(THE EXERCISE): Quote all of the entries word for word.

** start RAW RECORDS **

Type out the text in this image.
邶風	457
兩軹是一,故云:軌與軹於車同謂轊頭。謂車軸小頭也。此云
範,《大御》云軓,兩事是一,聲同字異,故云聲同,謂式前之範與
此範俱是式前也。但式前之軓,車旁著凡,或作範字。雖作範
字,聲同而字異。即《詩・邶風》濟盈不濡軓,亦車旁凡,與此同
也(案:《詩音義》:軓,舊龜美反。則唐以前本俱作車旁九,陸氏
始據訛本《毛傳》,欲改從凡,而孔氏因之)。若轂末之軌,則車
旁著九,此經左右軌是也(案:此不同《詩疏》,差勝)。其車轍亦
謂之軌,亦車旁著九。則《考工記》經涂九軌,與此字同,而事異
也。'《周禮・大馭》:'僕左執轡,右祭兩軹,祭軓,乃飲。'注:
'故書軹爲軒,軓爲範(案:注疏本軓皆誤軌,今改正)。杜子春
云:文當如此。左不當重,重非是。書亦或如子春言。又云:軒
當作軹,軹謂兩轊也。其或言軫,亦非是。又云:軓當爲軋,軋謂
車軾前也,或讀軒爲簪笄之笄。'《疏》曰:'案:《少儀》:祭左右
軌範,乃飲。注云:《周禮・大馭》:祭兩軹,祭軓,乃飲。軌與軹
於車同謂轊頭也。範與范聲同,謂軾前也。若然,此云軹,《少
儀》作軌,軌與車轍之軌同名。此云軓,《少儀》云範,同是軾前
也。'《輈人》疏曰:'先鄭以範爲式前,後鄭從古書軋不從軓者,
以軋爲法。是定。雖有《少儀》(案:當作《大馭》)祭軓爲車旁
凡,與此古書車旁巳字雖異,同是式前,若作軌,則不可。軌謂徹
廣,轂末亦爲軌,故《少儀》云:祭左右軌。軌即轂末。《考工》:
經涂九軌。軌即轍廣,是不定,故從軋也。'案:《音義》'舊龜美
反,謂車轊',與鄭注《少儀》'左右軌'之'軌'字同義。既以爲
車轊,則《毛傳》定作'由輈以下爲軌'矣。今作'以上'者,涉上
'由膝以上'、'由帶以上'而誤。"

** end RAW RECORDS **

(EXERCISE SOLUTION):
Type out the text in this image.
邶風	457
兩軹是一,故云:軌與軹於車同謂轊頭。謂車軸小頭也。此云
範,《大御》云軓,兩事是一,聲同字異,故云聲同,謂式前之範與
此範俱是式前也。但式前之軓,車旁著凡,或作範字。雖作範
字,聲同而字異。即《詩・邶風》濟盈不濡軓,亦車旁凡,與此同
也(案:《詩音義》:軓,舊龜美反。則唐以前本俱作車旁九,陸氏
始據訛本《毛傳》,欲改從凡,而孔氏因之)。若轂末之軌,則車
旁著九,此經左右軌是也(案:此不同《詩疏》,差勝)。其車轍亦
謂之軌,亦車旁著九。則《考工記》經涂九軌,與此字同,而事異
也。'《周禮・大馭》:'僕左執轡,右祭兩軹,祭軓,乃飲。'注:
'故書軹爲軒,軓爲範(案:注疏本軓皆誤軌,今改正)。杜子春
云:文當如此。左不當重,重非是。書亦或如子春言。又云:軒
當作軹,軹謂兩轊也。其或言軫,亦非是。又云:軓當爲軋,軋謂
車軾前也,或讀軒爲簪笄之笄。'《疏》曰:'案:《少儀》:祭左右
軌範,乃飲。注云:《周禮・大馭》:祭兩軹,祭軓,乃飲。軌與軹
於車同謂轊頭也。範與范聲同,謂軾前也。若然,此云軹,《少
儀》作軌,軌與車轍之軌同名。此云軓,《少儀》云範,同是軾前
也。'《輈人》疏曰:'先鄭以範爲式前,後鄭從古書軋不從軓者,
以軋爲法。是定。雖有《少儀》(案:當作《大馭》)祭軓爲車旁
凡,與此古書車旁巳字雖異,同是式前,若作軌,則不可。軌謂徹
廣,轂末亦爲軌,故《少儀》云:祭左右軌。軌即轂末。《考工》:
經涂九軌。軌即轍廣,是不定,故從軋也。'案:《音義》'舊龜美
反,謂車轊',與鄭注《少儀》'左右軌'之'軌'字同義。既以爲
車轊,則《毛傳》定作'由輈以下爲軌'矣。今作'以上'者,涉上
'由膝以上'、'由帶以上'而誤。"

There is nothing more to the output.